Chart and figure data
* START *
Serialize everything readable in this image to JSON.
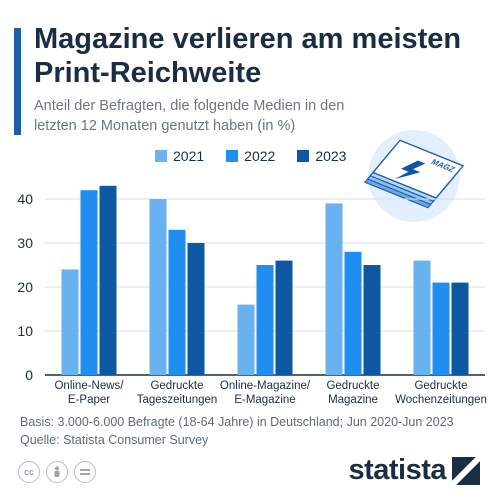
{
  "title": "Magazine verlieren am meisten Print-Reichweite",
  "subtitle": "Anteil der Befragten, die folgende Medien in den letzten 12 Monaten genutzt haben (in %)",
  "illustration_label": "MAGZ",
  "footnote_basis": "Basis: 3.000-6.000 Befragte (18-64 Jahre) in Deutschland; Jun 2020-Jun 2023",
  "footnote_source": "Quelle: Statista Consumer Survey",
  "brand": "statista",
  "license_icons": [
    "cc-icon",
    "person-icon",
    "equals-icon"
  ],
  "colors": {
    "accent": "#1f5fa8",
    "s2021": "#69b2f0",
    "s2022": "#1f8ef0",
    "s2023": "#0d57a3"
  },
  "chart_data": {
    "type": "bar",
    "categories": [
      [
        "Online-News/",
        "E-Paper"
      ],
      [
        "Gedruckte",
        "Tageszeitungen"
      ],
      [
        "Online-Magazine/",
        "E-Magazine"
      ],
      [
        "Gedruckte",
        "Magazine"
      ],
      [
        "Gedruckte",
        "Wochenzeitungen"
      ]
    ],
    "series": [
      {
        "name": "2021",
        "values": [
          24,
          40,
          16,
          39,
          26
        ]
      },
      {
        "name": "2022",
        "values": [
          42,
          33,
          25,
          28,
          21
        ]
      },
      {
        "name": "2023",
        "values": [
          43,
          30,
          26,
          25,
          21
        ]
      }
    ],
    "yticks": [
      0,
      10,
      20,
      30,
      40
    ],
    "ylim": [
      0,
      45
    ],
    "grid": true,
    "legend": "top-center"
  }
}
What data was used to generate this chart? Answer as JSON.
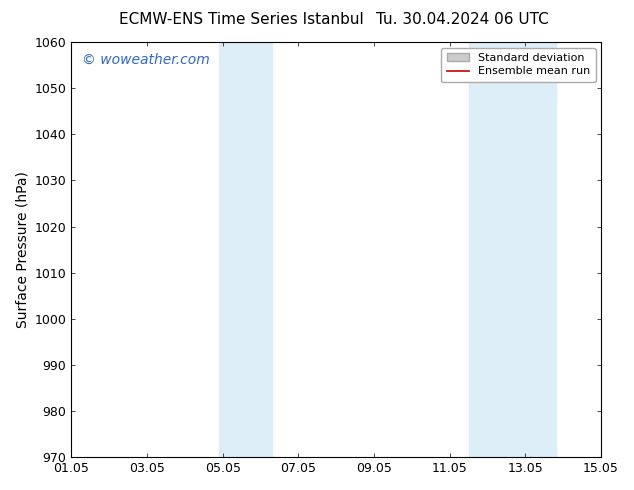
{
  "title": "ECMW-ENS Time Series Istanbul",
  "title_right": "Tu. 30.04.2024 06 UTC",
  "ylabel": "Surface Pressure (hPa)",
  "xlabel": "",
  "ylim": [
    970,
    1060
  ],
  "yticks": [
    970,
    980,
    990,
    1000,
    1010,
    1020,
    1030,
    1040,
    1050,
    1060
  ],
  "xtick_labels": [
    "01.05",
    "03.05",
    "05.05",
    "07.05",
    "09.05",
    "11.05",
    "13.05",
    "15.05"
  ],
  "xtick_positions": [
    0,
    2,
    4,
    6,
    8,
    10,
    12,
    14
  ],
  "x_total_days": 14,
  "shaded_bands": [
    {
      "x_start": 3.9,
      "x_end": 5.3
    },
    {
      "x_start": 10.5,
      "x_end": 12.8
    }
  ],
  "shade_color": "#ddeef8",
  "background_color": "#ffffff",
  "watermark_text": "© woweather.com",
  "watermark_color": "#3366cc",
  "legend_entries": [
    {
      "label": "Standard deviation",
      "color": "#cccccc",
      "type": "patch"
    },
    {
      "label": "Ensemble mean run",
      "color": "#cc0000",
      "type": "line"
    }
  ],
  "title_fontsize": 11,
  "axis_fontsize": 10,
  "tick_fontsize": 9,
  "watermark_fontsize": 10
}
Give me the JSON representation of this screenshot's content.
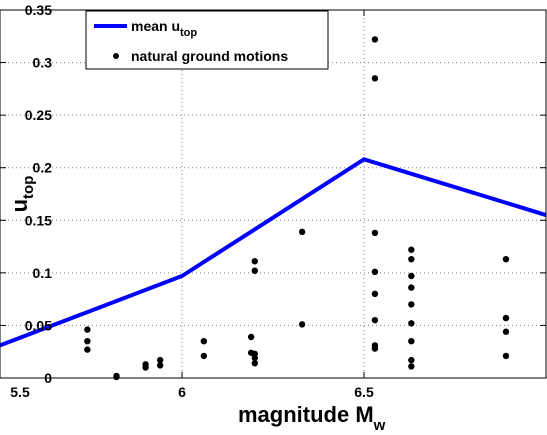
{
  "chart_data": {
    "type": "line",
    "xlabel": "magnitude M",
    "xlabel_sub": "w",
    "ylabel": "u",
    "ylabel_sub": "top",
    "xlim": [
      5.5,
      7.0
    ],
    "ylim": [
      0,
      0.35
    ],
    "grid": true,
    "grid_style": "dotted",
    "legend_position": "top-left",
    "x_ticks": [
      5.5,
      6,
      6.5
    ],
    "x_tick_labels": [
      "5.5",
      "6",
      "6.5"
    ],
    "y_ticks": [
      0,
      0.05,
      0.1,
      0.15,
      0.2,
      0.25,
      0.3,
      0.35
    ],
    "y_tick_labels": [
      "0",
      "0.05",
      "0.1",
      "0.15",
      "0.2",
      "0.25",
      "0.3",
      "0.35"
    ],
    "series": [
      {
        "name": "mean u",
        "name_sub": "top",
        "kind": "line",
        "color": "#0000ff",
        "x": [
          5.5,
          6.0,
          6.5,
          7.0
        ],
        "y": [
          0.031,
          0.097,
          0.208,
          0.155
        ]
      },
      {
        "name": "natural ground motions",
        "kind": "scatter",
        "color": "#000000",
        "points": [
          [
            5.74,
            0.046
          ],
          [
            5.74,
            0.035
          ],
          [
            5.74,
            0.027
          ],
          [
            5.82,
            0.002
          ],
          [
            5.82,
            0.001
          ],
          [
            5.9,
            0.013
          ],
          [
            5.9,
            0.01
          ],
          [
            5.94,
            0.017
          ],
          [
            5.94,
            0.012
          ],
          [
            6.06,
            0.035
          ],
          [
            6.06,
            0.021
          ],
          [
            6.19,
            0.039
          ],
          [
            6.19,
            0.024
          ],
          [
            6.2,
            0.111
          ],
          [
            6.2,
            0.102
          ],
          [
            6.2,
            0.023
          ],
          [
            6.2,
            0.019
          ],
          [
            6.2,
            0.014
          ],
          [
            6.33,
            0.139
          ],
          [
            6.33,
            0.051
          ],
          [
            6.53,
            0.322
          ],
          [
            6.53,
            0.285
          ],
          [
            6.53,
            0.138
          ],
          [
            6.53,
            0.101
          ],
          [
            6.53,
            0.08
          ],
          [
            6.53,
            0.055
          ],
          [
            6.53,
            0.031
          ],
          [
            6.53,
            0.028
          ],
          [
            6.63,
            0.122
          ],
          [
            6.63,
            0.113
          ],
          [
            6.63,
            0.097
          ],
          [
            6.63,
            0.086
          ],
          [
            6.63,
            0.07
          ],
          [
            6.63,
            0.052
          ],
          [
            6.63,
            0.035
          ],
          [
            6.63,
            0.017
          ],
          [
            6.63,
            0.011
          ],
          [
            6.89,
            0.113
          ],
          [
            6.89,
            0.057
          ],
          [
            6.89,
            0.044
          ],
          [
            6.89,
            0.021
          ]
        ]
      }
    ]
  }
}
* END *
Identify all lines where the word "this" shows up. Copy them.

# Reply:
Serialize everything readable in this image to JSON.
What data was used to generate this chart? Answer as JSON.
Give me the JSON representation of this screenshot's content.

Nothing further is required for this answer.